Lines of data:
** start **
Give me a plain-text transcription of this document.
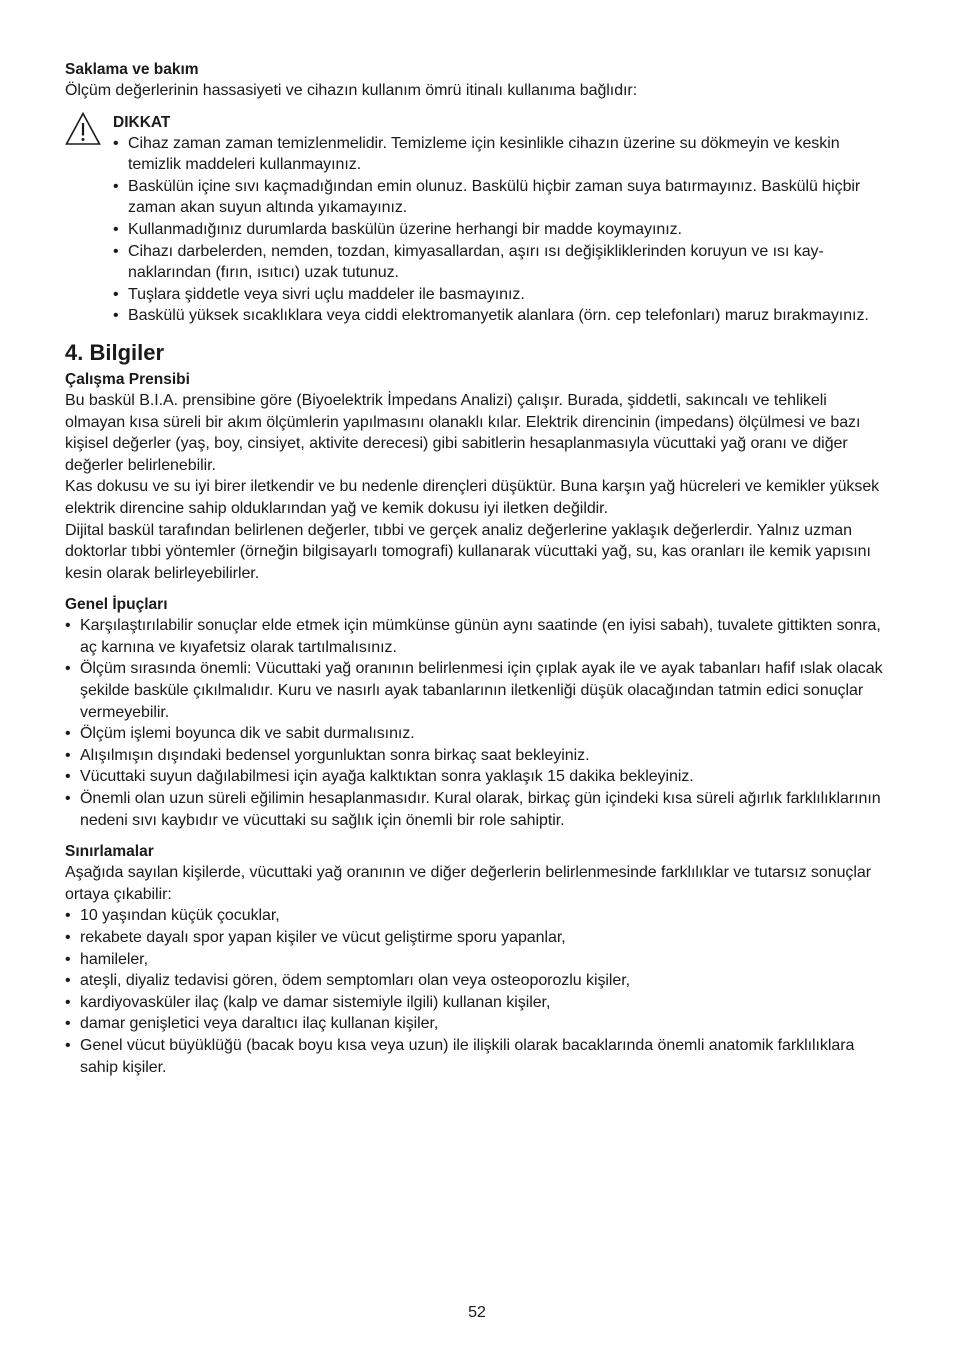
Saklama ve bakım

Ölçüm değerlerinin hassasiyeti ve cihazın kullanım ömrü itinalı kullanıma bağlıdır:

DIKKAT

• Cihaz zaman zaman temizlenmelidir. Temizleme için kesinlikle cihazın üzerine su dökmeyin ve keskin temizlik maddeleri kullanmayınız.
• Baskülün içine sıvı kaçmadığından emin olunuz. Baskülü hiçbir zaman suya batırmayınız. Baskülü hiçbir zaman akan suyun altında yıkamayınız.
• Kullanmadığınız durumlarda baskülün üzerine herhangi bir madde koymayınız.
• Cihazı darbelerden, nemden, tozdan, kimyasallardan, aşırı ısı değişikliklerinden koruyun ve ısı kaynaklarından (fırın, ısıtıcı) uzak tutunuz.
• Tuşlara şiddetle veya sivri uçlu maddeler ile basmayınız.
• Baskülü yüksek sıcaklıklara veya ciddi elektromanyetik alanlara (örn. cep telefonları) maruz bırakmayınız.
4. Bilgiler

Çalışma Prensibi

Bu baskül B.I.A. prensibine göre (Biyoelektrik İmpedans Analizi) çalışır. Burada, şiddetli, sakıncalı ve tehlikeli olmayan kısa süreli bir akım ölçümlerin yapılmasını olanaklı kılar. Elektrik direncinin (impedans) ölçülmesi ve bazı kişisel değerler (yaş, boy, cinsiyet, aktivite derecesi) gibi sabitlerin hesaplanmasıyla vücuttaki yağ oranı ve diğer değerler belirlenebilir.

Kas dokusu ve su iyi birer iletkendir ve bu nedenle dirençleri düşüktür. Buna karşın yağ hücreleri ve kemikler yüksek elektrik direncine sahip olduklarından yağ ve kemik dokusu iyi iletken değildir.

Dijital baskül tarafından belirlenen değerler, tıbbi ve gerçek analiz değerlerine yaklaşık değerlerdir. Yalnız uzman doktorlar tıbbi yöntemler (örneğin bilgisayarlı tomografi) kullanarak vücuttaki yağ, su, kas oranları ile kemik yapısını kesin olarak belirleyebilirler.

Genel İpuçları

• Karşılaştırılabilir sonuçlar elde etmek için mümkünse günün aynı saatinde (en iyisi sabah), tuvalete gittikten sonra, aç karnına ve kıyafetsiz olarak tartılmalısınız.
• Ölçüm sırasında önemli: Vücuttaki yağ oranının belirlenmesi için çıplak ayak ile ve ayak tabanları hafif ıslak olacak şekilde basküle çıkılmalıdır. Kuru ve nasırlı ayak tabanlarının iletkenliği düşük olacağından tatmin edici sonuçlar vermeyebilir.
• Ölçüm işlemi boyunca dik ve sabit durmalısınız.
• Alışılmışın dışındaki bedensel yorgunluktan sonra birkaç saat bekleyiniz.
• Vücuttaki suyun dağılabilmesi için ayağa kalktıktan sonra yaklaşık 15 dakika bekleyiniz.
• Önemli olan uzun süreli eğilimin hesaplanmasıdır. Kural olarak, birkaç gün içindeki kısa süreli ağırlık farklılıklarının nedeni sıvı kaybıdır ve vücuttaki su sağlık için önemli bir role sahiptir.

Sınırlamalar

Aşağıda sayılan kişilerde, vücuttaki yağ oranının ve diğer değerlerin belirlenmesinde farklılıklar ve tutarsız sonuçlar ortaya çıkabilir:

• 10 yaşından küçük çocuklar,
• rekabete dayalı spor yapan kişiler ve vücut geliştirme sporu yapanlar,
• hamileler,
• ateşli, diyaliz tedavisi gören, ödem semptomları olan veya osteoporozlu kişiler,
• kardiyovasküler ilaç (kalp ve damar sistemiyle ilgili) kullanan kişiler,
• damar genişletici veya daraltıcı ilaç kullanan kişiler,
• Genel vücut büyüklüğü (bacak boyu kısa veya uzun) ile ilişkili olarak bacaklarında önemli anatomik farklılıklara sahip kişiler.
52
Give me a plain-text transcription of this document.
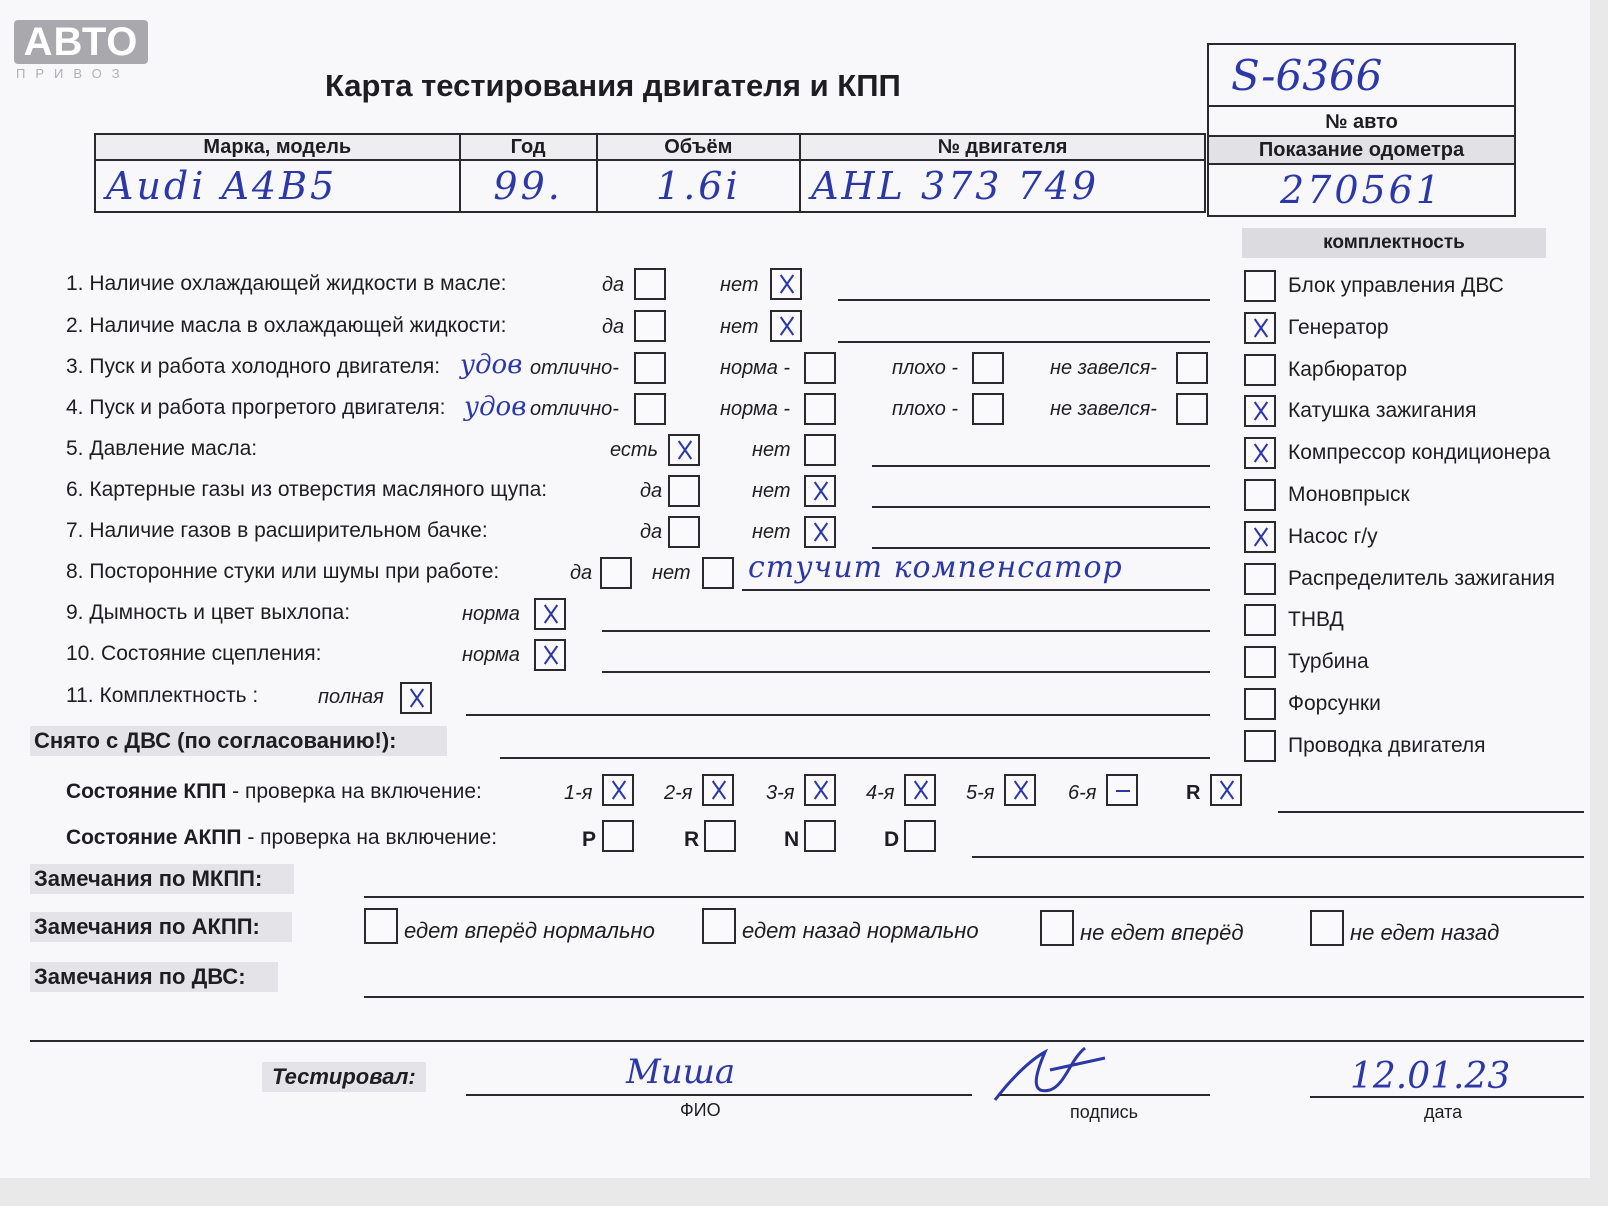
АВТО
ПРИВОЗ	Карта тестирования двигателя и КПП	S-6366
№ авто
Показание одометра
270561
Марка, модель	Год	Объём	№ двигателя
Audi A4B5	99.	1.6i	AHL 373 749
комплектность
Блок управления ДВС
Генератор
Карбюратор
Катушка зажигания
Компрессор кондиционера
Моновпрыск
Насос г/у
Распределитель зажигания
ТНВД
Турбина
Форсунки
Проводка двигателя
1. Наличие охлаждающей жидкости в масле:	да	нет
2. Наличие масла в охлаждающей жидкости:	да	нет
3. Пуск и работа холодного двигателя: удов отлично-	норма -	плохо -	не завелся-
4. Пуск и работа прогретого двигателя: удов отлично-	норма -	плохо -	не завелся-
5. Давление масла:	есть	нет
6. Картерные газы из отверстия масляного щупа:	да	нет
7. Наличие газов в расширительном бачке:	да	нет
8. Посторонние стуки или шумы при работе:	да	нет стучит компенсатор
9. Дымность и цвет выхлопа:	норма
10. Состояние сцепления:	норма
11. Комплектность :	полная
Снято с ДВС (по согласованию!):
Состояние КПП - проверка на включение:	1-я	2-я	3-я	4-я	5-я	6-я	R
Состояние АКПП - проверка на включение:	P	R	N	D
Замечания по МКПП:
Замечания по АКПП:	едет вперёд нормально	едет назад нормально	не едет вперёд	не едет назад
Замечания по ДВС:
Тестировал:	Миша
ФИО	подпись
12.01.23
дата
** end **
- _Work instructions_
Each line of the material must be retyped exactly, except that images are omitted.

- _Response to this task_
Give me a plain-text transcription of this document.
Saklama ve bakım

Ölçüm değerlerinin hassasiyeti ve cihazın kullanım ömrü itinalı kullanıma bağlıdır:

DIKKAT

• Cihaz zaman zaman temizlenmelidir. Temizleme için kesinlikle cihazın üzerine su dökmeyin ve keskin temizlik maddeleri kullanmayınız.
• Baskülün içine sıvı kaçmadığından emin olunuz. Baskülü hiçbir zaman suya batırmayınız. Baskülü hiçbir zaman akan suyun altında yıkamayınız.
• Kullanmadığınız durumlarda baskülün üzerine herhangi bir madde koymayınız.
• Cihazı darbelerden, nemden, tozdan, kimyasallardan, aşırı ısı değişikliklerinden koruyun ve ısı kaynaklarından (fırın, ısıtıcı) uzak tutunuz.
• Tuşlara şiddetle veya sivri uçlu maddeler ile basmayınız.
• Baskülü yüksek sıcaklıklara veya ciddi elektromanyetik alanlara (örn. cep telefonları) maruz bırakmayınız.
4. Bilgiler

Çalışma Prensibi

Bu baskül B.I.A. prensibine göre (Biyoelektrik İmpedans Analizi) çalışır. Burada, şiddetli, sakıncalı ve tehlikeli olmayan kısa süreli bir akım ölçümlerin yapılmasını olanaklı kılar. Elektrik direncinin (impedans) ölçülmesi ve bazı kişisel değerler (yaş, boy, cinsiyet, aktivite derecesi) gibi sabitlerin hesaplanmasıyla vücuttaki yağ oranı ve diğer değerler belirlenebilir.

Kas dokusu ve su iyi birer iletkendir ve bu nedenle dirençleri düşüktür. Buna karşın yağ hücreleri ve kemikler yüksek elektrik direncine sahip olduklarından yağ ve kemik dokusu iyi iletken değildir.

Dijital baskül tarafından belirlenen değerler, tıbbi ve gerçek analiz değerlerine yaklaşık değerlerdir. Yalnız uzman doktorlar tıbbi yöntemler (örneğin bilgisayarlı tomografi) kullanarak vücuttaki yağ, su, kas oranları ile kemik yapısını kesin olarak belirleyebilirler.

Genel İpuçları

• Karşılaştırılabilir sonuçlar elde etmek için mümkünse günün aynı saatinde (en iyisi sabah), tuvalete gittikten sonra, aç karnına ve kıyafetsiz olarak tartılmalısınız.
• Ölçüm sırasında önemli: Vücuttaki yağ oranının belirlenmesi için çıplak ayak ile ve ayak tabanları hafif ıslak olacak şekilde basküle çıkılmalıdır. Kuru ve nasırlı ayak tabanlarının iletkenliği düşük olacağından tatmin edici sonuçlar vermeyebilir.
• Ölçüm işlemi boyunca dik ve sabit durmalısınız.
• Alışılmışın dışındaki bedensel yorgunluktan sonra birkaç saat bekleyiniz.
• Vücuttaki suyun dağılabilmesi için ayağa kalktıktan sonra yaklaşık 15 dakika bekleyiniz.
• Önemli olan uzun süreli eğilimin hesaplanmasıdır. Kural olarak, birkaç gün içindeki kısa süreli ağırlık farklılıklarının nedeni sıvı kaybıdır ve vücuttaki su sağlık için önemli bir role sahiptir.

Sınırlamalar

Aşağıda sayılan kişilerde, vücuttaki yağ oranının ve diğer değerlerin belirlenmesinde farklılıklar ve tutarsız sonuçlar ortaya çıkabilir:

• 10 yaşından küçük çocuklar,
• rekabete dayalı spor yapan kişiler ve vücut geliştirme sporu yapanlar,
• hamileler,
• ateşli, diyaliz tedavisi gören, ödem semptomları olan veya osteoporozlu kişiler,
• kardiyovasküler ilaç (kalp ve damar sistemiyle ilgili) kullanan kişiler,
• damar genişletici veya daraltıcı ilaç kullanan kişiler,
• Genel vücut büyüklüğü (bacak boyu kısa veya uzun) ile ilişkili olarak bacaklarında önemli anatomik farklılıklara sahip kişiler.
52
Give me a plain-text transcription of this document.
АВТО
ПРИВОЗ	Карта тестирования двигателя и КПП	S-6366
№ авто
Показание одометра
270561
Марка, модель	Год	Объём	№ двигателя
Audi A4B5	99.	1.6i	AHL 373 749
комплектность
Блок управления ДВС
Генератор
Карбюратор
Катушка зажигания
Компрессор кондиционера
Моновпрыск
Насос г/у
Распределитель зажигания
ТНВД
Турбина
Форсунки
Проводка двигателя
1. Наличие охлаждающей жидкости в масле:	да	нет
2. Наличие масла в охлаждающей жидкости:	да	нет
3. Пуск и работа холодного двигателя: удов отлично-	норма -	плохо -	не завелся-
4. Пуск и работа прогретого двигателя: удов отлично-	норма -	плохо -	не завелся-
5. Давление масла:	есть	нет
6. Картерные газы из отверстия масляного щупа:	да	нет
7. Наличие газов в расширительном бачке:	да	нет
8. Посторонние стуки или шумы при работе:	да	нет стучит компенсатор
9. Дымность и цвет выхлопа:	норма
10. Состояние сцепления:	норма
11. Комплектность :	полная
Снято с ДВС (по согласованию!):
Состояние КПП - проверка на включение:	1-я	2-я	3-я	4-я	5-я	6-я	R
Состояние АКПП - проверка на включение:	P	R	N	D
Замечания по МКПП:
Замечания по АКПП:	едет вперёд нормально	едет назад нормально	не едет вперёд	не едет назад
Замечания по ДВС:
Тестировал:	Миша
ФИО	подпись
12.01.23
дата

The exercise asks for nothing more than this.